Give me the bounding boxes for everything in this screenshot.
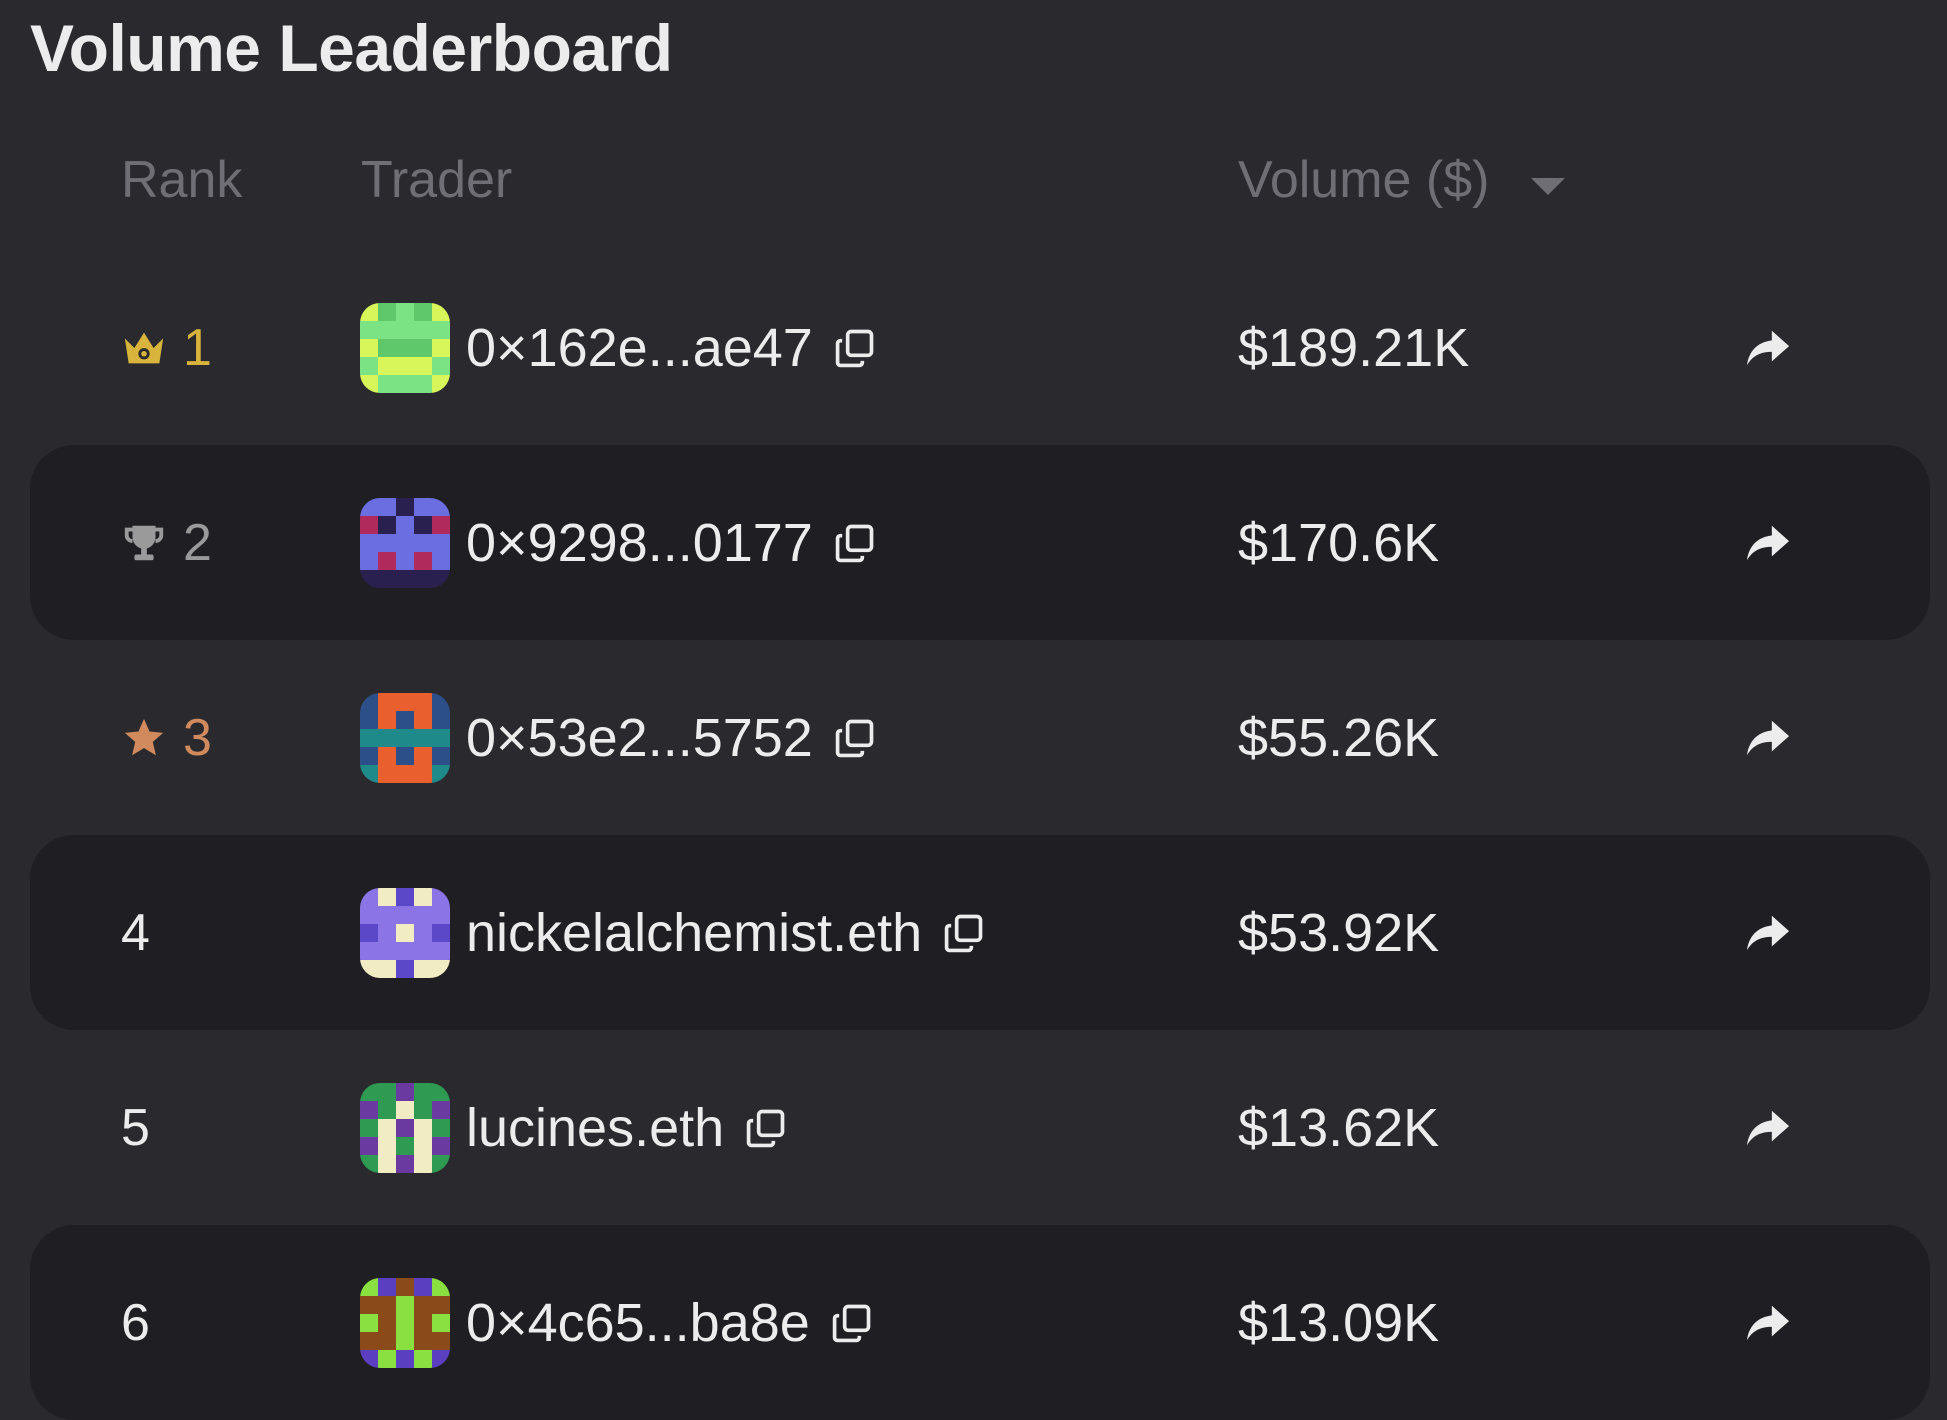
- trophy-icon: [124, 525, 164, 560]
- share-button[interactable]: [1745, 640, 1791, 835]
- trader-avatar[interactable]: [360, 692, 450, 783]
- trader-address[interactable]: nickelalchemist.eth: [466, 902, 923, 963]
- volume-value: $53.92K: [1238, 902, 1440, 963]
- rank-number: 1: [183, 318, 212, 377]
- table-row[interactable]: 1 0×162e...ae47 $189.21K: [30, 250, 1930, 445]
- column-header-trader: Trader: [361, 151, 513, 209]
- table-row[interactable]: 4 nickelalchemist.eth $53.92K: [30, 835, 1930, 1030]
- share-icon: [1746, 1305, 1790, 1340]
- trader-cell: 0×53e2...5752: [360, 640, 877, 835]
- share-button[interactable]: [1745, 445, 1791, 640]
- trader-avatar[interactable]: [360, 1082, 450, 1173]
- column-header-volume-label: Volume ($): [1238, 151, 1490, 209]
- rank-number: 5: [121, 1098, 150, 1157]
- rank-cell: 3: [121, 640, 212, 835]
- sort-caret-down-icon[interactable]: [1531, 177, 1566, 195]
- share-icon: [1746, 525, 1790, 560]
- table-row[interactable]: 3 0×53e2...5752 $55.26K: [30, 640, 1930, 835]
- trader-avatar[interactable]: [360, 887, 450, 978]
- copy-icon[interactable]: [833, 716, 877, 760]
- trader-cell: nickelalchemist.eth: [360, 835, 986, 1030]
- trader-address[interactable]: 0×4c65...ba8e: [466, 1292, 810, 1353]
- trader-address[interactable]: lucines.eth: [466, 1097, 725, 1158]
- rank-number: 3: [183, 708, 212, 767]
- star-icon: [124, 718, 164, 755]
- volume-value: $13.09K: [1238, 1292, 1440, 1353]
- rank-cell: 1: [121, 250, 212, 445]
- copy-icon[interactable]: [830, 1301, 874, 1345]
- copy-icon[interactable]: [833, 521, 877, 565]
- share-icon: [1746, 330, 1790, 365]
- volume-value: $55.26K: [1238, 707, 1440, 768]
- trader-cell: 0×162e...ae47: [360, 250, 877, 445]
- trader-avatar[interactable]: [360, 1277, 450, 1368]
- share-icon: [1746, 915, 1790, 950]
- copy-icon[interactable]: [942, 911, 986, 955]
- table-row[interactable]: 5 lucines.eth $13.62K: [30, 1030, 1930, 1225]
- share-button[interactable]: [1745, 835, 1791, 1030]
- column-header-volume[interactable]: Volume ($): [1238, 150, 1566, 210]
- share-button[interactable]: [1745, 1030, 1791, 1225]
- volume-value: $170.6K: [1238, 512, 1440, 573]
- table-header: Rank Trader Volume ($): [30, 140, 1930, 228]
- share-button[interactable]: [1745, 250, 1791, 445]
- crown-icon: [124, 332, 164, 363]
- rank-cell: 2: [121, 445, 212, 640]
- column-header-rank: Rank: [121, 151, 243, 209]
- rank-cell: 4: [121, 835, 150, 1030]
- rank-number: 6: [121, 1293, 150, 1352]
- share-button[interactable]: [1745, 1225, 1791, 1420]
- trader-avatar[interactable]: [360, 497, 450, 588]
- trader-address[interactable]: 0×53e2...5752: [466, 707, 813, 768]
- rank-number: 2: [183, 513, 212, 572]
- volume-value: $13.62K: [1238, 1097, 1440, 1158]
- page-title: Volume Leaderboard: [30, 11, 673, 85]
- copy-icon[interactable]: [833, 326, 877, 370]
- trader-avatar[interactable]: [360, 302, 450, 393]
- share-icon: [1746, 720, 1790, 755]
- copy-icon[interactable]: [744, 1106, 788, 1150]
- trader-cell: 0×4c65...ba8e: [360, 1225, 874, 1420]
- rank-cell: 5: [121, 1030, 150, 1225]
- trader-cell: 0×9298...0177: [360, 445, 877, 640]
- volume-value: $189.21K: [1238, 317, 1470, 378]
- leaderboard-table: 1 0×162e...ae47 $189.21K: [30, 250, 1930, 1420]
- trader-address[interactable]: 0×9298...0177: [466, 512, 813, 573]
- trader-cell: lucines.eth: [360, 1030, 788, 1225]
- rank-number: 4: [121, 903, 150, 962]
- table-row[interactable]: 6 0×4c65...ba8e $13.09K: [30, 1225, 1930, 1420]
- table-row[interactable]: 2 0×9298...0177 $170.6K: [30, 445, 1930, 640]
- rank-cell: 6: [121, 1225, 150, 1420]
- share-icon: [1746, 1110, 1790, 1145]
- trader-address[interactable]: 0×162e...ae47: [466, 317, 813, 378]
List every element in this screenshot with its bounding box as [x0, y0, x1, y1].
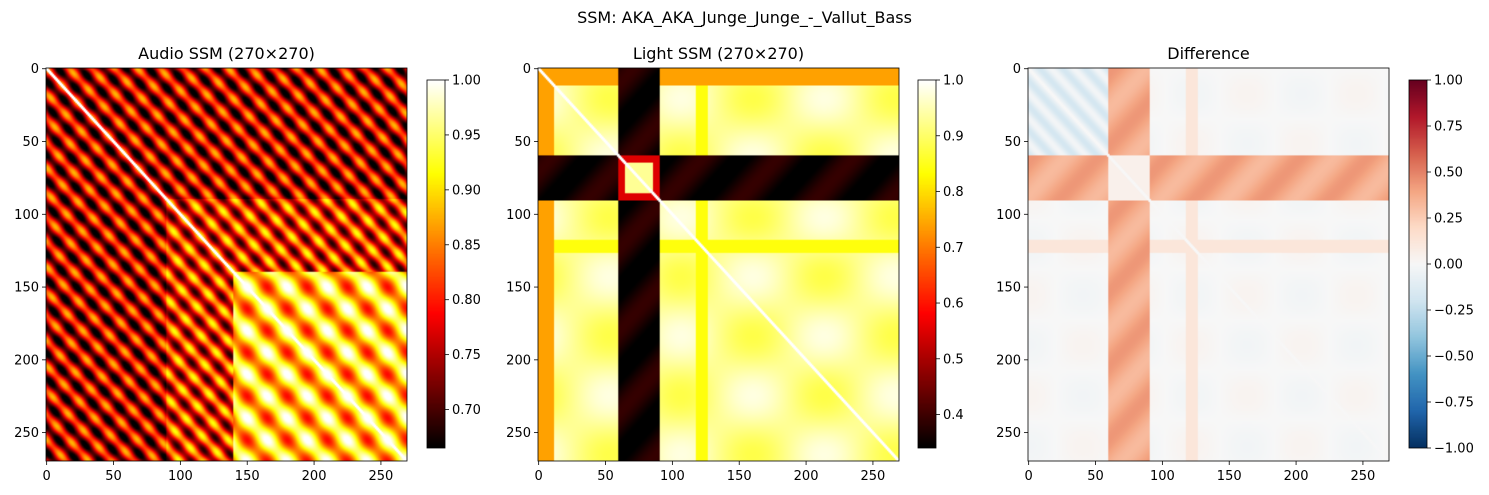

=-=-=

■ Objective: Copy all of the material above word for word, leaving out the pictures.

■ Written solution:
Give me the bounding boxes for everything in this screenshot.
- trophy-icon: [124, 525, 164, 560]
- share-button[interactable]: [1745, 640, 1791, 835]
- trader-avatar[interactable]: [360, 692, 450, 783]
- trader-address[interactable]: nickelalchemist.eth: [466, 902, 923, 963]
- volume-value: $53.92K: [1238, 902, 1440, 963]
- rank-number: 1: [183, 318, 212, 377]
- table-row[interactable]: 1 0×162e...ae47 $189.21K: [30, 250, 1930, 445]
- column-header-trader: Trader: [361, 151, 513, 209]
- table-row[interactable]: 4 nickelalchemist.eth $53.92K: [30, 835, 1930, 1030]
- share-icon: [1746, 1305, 1790, 1340]
- trader-cell: 0×53e2...5752: [360, 640, 877, 835]
- share-button[interactable]: [1745, 445, 1791, 640]
- trader-avatar[interactable]: [360, 1082, 450, 1173]
- column-header-volume-label: Volume ($): [1238, 151, 1490, 209]
- rank-number: 5: [121, 1098, 150, 1157]
- rank-cell: 3: [121, 640, 212, 835]
- sort-caret-down-icon[interactable]: [1531, 177, 1566, 195]
- share-icon: [1746, 525, 1790, 560]
- table-row[interactable]: 3 0×53e2...5752 $55.26K: [30, 640, 1930, 835]
- trader-avatar[interactable]: [360, 887, 450, 978]
- copy-icon[interactable]: [833, 716, 877, 760]
- trader-cell: nickelalchemist.eth: [360, 835, 986, 1030]
- trader-address[interactable]: 0×4c65...ba8e: [466, 1292, 810, 1353]
- trader-address[interactable]: lucines.eth: [466, 1097, 725, 1158]
- rank-number: 3: [183, 708, 212, 767]
- star-icon: [124, 718, 164, 755]
- volume-value: $13.09K: [1238, 1292, 1440, 1353]
- rank-cell: 1: [121, 250, 212, 445]
- copy-icon[interactable]: [830, 1301, 874, 1345]
- copy-icon[interactable]: [833, 521, 877, 565]
- share-icon: [1746, 330, 1790, 365]
- volume-value: $55.26K: [1238, 707, 1440, 768]
- trader-cell: 0×162e...ae47: [360, 250, 877, 445]
- trader-avatar[interactable]: [360, 1277, 450, 1368]
- share-icon: [1746, 915, 1790, 950]
- copy-icon[interactable]: [942, 911, 986, 955]
- table-row[interactable]: 5 lucines.eth $13.62K: [30, 1030, 1930, 1225]
- share-button[interactable]: [1745, 835, 1791, 1030]
- column-header-volume[interactable]: Volume ($): [1238, 150, 1566, 210]
- share-button[interactable]: [1745, 1030, 1791, 1225]
- volume-value: $170.6K: [1238, 512, 1440, 573]
- table-header: Rank Trader Volume ($): [30, 140, 1930, 228]
- share-button[interactable]: [1745, 250, 1791, 445]
- crown-icon: [124, 332, 164, 363]
- rank-cell: 2: [121, 445, 212, 640]
- column-header-rank: Rank: [121, 151, 243, 209]
- rank-cell: 4: [121, 835, 150, 1030]
- rank-number: 6: [121, 1293, 150, 1352]
- share-button[interactable]: [1745, 1225, 1791, 1420]
- trader-avatar[interactable]: [360, 497, 450, 588]
- trader-address[interactable]: 0×53e2...5752: [466, 707, 813, 768]
- rank-number: 2: [183, 513, 212, 572]
- volume-value: $13.62K: [1238, 1097, 1440, 1158]
- page-title: Volume Leaderboard: [30, 11, 673, 85]
- copy-icon[interactable]: [833, 326, 877, 370]
- trader-avatar[interactable]: [360, 302, 450, 393]
- share-icon: [1746, 720, 1790, 755]
- copy-icon[interactable]: [744, 1106, 788, 1150]
- trader-cell: 0×4c65...ba8e: [360, 1225, 874, 1420]
- rank-cell: 5: [121, 1030, 150, 1225]
- trader-cell: 0×9298...0177: [360, 445, 877, 640]
- volume-value: $189.21K: [1238, 317, 1470, 378]
- leaderboard-table: 1 0×162e...ae47 $189.21K: [30, 250, 1930, 1420]
- trader-address[interactable]: 0×9298...0177: [466, 512, 813, 573]
- trader-cell: lucines.eth: [360, 1030, 788, 1225]
- rank-number: 4: [121, 903, 150, 962]
- table-row[interactable]: 6 0×4c65...ba8e $13.09K: [30, 1225, 1930, 1420]
- table-row[interactable]: 2 0×9298...0177 $170.6K: [30, 445, 1930, 640]
- rank-cell: 6: [121, 1225, 150, 1420]
- share-icon: [1746, 1110, 1790, 1145]
- trader-address[interactable]: 0×162e...ae47: [466, 317, 813, 378]
List every element in this screenshot with its bounding box as [x0, y0, x1, y1].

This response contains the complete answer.